**GIVEN INSTRUCTION:** Go over the listing below line by line and tally those containing "foraging". Give only the tally.
═══ DATA FOR THE TASK ═══
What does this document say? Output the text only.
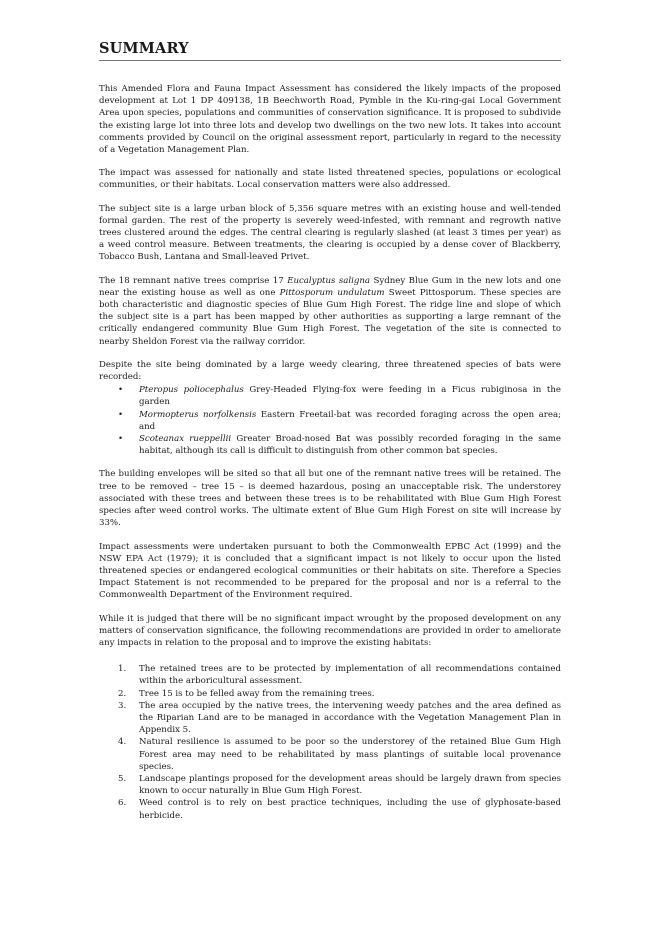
SUMMARY

This Amended Flora and Fauna Impact Assessment has considered the likely impacts of the proposed development at Lot 1 DP 409138, 1B Beechworth Road, Pymble in the Ku-ring-gai Local Government Area upon species, populations and communities of conservation significance. It is proposed to subdivide the existing large lot into three lots and develop two dwellings on the two new lots. It takes into account comments provided by Council on the original assessment report, particularly in regard to the necessity of a Vegetation Management Plan.

The impact was assessed for nationally and state listed threatened species, populations or ecological communities, or their habitats. Local conservation matters were also addressed.

The subject site is a large urban block of 5,356 square metres with an existing house and well-tended formal garden. The rest of the property is severely weed-infested, with remnant and regrowth native trees clustered around the edges. The central clearing is regularly slashed (at least 3 times per year) as a weed control measure. Between treatments, the clearing is occupied by a dense cover of Blackberry, Tobacco Bush, Lantana and Small-leaved Privet.

The 18 remnant native trees comprise 17 Eucalyptus saligna Sydney Blue Gum in the new lots and one near the existing house as well as one Pittosporum undulatum Sweet Pittosporum. These species are both characteristic and diagnostic species of Blue Gum High Forest. The ridge line and slope of which the subject site is a part has been mapped by other authorities as supporting a large remnant of the critically endangered community Blue Gum High Forest. The vegetation of the site is connected to nearby Sheldon Forest via the railway corridor.

Despite the site being dominated by a large weedy clearing, three threatened species of bats were recorded:

• Pteropus poliocephalus Grey-Headed Flying-fox were feeding in a Ficus rubiginosa in the garden
• Mormopterus norfolkensis Eastern Freetail-bat was recorded foraging across the open area; and
• Scoteanax rueppellii Greater Broad-nosed Bat was possibly recorded foraging in the same habitat, although its call is difficult to distinguish from other common bat species.

The building envelopes will be sited so that all but one of the remnant native trees will be retained. The tree to be removed – tree 15 – is deemed hazardous, posing an unacceptable risk. The understorey associated with these trees and between these trees is to be rehabilitated with Blue Gum High Forest species after weed control works. The ultimate extent of Blue Gum High Forest on site will increase by 33%.

Impact assessments were undertaken pursuant to both the Commonwealth EPBC Act (1999) and the NSW EPA Act (1979); it is concluded that a significant impact is not likely to occur upon the listed threatened species or endangered ecological communities or their habitats on site. Therefore a Species Impact Statement is not recommended to be prepared for the proposal and nor is a referral to the Commonwealth Department of the Environment required.

While it is judged that there will be no significant impact wrought by the proposed development on any matters of conservation significance, the following recommendations are provided in order to ameliorate any impacts in relation to the proposal and to improve the existing habitats:

1. The retained trees are to be protected by implementation of all recommendations contained within the arboricultural assessment.
2. Tree 15 is to be felled away from the remaining trees.
3. The area occupied by the native trees, the intervening weedy patches and the area defined as the Riparian Land are to be managed in accordance with the Vegetation Management Plan in Appendix 5.
4. Natural resilience is assumed to be poor so the understorey of the retained Blue Gum High Forest area may need to be rehabilitated by mass plantings of suitable local provenance species.
5. Landscape plantings proposed for the development areas should be largely drawn from species known to occur naturally in Blue Gum High Forest.
6. Weed control is to rely on best practice techniques, including the use of glyphosate-based herbicide.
═══
**EXERCISE ANSWER:** 2